Problem description:
Give only the number of lines in the records below that contain the word "ipynb".

Stored data:
-*-
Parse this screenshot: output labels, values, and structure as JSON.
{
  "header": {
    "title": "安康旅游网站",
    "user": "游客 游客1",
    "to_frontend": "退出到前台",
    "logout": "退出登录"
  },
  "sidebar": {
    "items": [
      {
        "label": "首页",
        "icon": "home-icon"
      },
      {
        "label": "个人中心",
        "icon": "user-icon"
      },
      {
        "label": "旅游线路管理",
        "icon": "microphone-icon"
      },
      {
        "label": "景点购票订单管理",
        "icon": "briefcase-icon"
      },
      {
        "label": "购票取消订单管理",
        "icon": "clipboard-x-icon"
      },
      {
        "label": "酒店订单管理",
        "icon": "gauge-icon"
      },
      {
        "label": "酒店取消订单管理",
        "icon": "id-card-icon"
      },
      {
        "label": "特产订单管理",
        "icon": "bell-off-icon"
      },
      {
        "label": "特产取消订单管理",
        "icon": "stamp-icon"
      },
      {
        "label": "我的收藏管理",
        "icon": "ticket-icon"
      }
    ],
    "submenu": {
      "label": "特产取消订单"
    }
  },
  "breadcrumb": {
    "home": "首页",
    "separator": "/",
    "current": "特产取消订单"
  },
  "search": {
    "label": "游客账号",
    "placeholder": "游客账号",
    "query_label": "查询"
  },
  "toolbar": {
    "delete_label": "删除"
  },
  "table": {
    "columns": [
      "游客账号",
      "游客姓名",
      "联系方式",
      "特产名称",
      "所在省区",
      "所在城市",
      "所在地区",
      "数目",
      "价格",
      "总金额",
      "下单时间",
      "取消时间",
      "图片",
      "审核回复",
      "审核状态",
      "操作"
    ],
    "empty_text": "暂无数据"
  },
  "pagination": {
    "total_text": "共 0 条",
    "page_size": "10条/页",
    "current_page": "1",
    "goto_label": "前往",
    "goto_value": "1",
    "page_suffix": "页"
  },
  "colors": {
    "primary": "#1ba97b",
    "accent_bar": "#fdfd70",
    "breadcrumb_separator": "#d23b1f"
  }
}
-*-
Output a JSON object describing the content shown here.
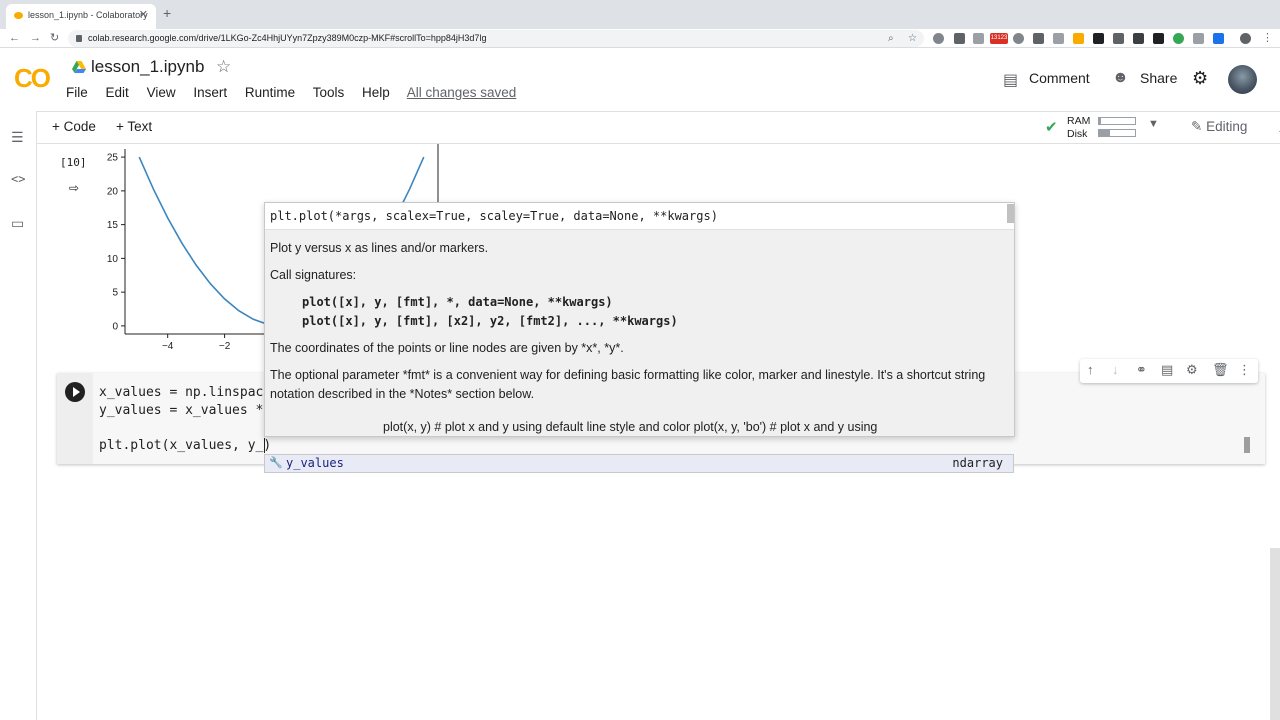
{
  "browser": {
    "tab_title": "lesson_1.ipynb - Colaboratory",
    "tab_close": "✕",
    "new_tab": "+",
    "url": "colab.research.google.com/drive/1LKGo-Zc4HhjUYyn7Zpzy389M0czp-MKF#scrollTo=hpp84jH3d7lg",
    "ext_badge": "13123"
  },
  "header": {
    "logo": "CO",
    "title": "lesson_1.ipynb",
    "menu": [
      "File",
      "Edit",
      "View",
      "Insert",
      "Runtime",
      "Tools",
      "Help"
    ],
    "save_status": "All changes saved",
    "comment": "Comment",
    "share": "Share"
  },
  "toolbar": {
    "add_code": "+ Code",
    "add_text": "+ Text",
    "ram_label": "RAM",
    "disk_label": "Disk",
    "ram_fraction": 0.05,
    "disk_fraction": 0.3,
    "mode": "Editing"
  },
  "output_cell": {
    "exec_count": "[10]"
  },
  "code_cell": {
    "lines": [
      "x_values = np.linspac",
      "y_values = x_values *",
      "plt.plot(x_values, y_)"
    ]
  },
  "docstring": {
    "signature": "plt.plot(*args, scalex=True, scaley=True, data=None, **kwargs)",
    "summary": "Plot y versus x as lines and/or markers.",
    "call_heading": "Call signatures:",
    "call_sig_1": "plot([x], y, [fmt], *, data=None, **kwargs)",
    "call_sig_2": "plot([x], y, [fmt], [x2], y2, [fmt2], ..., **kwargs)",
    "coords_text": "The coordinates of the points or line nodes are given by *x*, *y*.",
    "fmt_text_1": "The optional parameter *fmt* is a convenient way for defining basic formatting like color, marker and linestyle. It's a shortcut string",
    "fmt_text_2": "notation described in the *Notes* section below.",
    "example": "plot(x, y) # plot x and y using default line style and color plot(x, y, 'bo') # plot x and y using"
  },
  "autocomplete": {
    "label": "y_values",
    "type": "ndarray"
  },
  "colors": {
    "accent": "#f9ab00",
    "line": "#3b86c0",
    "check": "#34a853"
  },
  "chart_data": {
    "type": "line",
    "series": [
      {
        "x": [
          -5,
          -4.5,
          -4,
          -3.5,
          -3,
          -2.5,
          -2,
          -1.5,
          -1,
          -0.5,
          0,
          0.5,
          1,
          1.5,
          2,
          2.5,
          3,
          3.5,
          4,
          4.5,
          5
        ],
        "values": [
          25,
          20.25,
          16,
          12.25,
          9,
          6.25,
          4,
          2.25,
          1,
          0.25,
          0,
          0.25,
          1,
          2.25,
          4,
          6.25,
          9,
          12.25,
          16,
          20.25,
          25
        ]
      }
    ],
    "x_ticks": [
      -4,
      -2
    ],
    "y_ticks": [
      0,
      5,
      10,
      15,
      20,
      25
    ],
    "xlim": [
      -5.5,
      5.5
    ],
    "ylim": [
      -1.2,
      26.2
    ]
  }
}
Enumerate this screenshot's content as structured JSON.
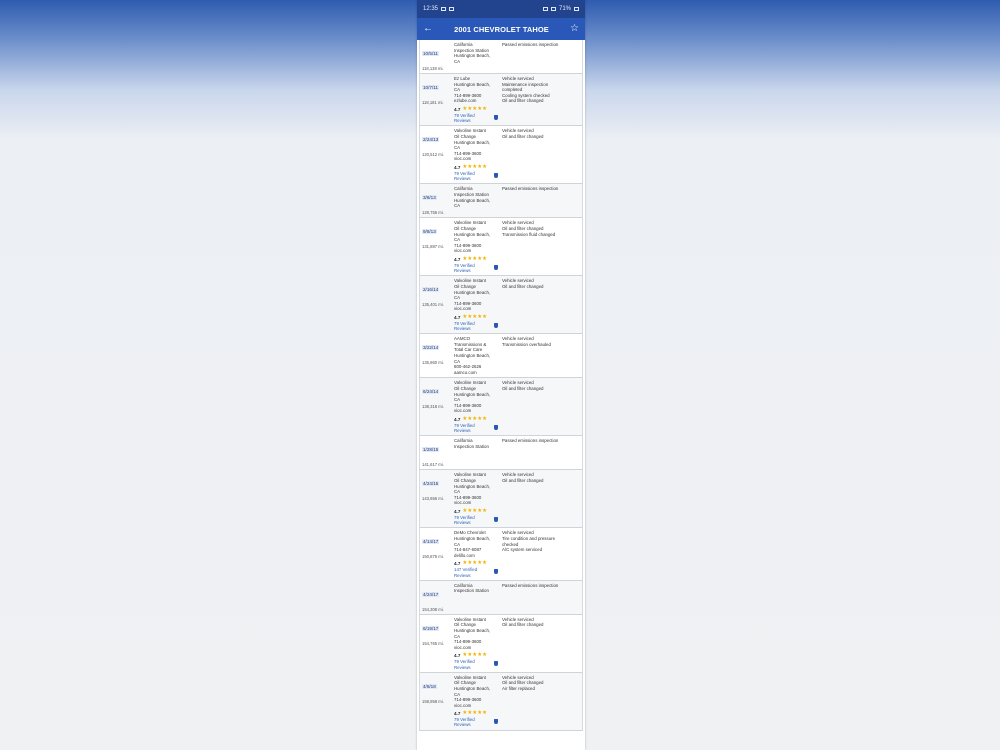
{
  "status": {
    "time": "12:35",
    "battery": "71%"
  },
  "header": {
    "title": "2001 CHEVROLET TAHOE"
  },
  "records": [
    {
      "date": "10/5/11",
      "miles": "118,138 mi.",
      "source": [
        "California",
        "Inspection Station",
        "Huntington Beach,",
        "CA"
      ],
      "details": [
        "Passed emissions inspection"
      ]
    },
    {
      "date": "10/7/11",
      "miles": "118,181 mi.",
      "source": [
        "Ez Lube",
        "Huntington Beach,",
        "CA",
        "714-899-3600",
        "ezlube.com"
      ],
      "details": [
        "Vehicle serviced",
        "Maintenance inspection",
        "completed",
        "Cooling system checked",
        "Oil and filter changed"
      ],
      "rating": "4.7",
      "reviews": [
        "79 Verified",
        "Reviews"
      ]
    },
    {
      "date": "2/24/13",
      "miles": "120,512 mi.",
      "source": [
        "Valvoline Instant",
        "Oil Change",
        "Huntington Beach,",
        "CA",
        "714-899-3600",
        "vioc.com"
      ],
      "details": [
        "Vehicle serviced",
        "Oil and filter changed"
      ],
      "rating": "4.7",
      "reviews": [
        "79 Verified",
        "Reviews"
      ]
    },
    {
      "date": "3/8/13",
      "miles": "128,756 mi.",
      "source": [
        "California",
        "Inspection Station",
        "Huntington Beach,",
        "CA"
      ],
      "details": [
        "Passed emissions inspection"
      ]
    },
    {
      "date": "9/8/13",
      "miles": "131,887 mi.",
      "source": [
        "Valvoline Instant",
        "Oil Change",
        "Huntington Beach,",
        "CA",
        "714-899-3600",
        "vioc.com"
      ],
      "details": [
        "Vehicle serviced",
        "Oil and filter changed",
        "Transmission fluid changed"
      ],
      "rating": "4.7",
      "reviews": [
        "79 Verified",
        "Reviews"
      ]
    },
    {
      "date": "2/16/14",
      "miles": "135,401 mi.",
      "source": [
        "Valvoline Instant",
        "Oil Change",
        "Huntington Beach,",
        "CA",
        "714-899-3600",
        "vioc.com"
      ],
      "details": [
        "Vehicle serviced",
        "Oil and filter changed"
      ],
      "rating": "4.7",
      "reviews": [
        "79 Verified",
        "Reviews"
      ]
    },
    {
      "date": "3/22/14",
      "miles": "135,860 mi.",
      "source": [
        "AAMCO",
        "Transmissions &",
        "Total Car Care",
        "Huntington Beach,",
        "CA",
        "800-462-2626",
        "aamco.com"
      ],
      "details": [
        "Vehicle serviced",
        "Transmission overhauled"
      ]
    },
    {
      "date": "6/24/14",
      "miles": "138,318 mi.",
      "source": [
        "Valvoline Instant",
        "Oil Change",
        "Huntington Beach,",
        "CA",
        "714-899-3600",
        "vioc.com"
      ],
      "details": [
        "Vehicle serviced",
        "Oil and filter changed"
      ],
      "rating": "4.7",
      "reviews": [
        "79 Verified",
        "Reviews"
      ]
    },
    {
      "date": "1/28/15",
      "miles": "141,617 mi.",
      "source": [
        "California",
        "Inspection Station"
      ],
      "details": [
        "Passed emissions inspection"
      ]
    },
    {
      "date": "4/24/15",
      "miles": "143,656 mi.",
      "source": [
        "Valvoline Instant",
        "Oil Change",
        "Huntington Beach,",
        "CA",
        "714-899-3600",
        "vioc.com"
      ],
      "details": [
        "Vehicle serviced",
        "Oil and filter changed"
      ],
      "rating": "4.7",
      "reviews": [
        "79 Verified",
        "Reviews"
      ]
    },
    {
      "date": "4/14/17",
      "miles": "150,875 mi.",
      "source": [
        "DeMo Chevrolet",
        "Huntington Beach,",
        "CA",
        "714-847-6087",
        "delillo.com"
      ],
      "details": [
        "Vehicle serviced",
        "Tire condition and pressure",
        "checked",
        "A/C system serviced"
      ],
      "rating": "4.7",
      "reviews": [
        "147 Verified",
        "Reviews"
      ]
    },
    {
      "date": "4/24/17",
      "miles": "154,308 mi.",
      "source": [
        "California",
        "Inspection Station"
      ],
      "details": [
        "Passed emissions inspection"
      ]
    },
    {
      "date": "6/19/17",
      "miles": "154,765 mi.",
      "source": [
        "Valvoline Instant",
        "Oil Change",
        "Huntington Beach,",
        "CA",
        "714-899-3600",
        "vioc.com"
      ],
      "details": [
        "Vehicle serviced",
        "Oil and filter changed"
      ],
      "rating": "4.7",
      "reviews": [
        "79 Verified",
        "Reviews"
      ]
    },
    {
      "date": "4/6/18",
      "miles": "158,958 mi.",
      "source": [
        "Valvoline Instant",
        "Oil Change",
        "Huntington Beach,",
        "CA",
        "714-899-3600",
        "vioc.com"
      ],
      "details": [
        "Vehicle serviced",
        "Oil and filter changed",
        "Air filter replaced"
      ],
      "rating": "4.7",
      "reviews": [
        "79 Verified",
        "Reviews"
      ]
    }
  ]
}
-*-
Correct response:
2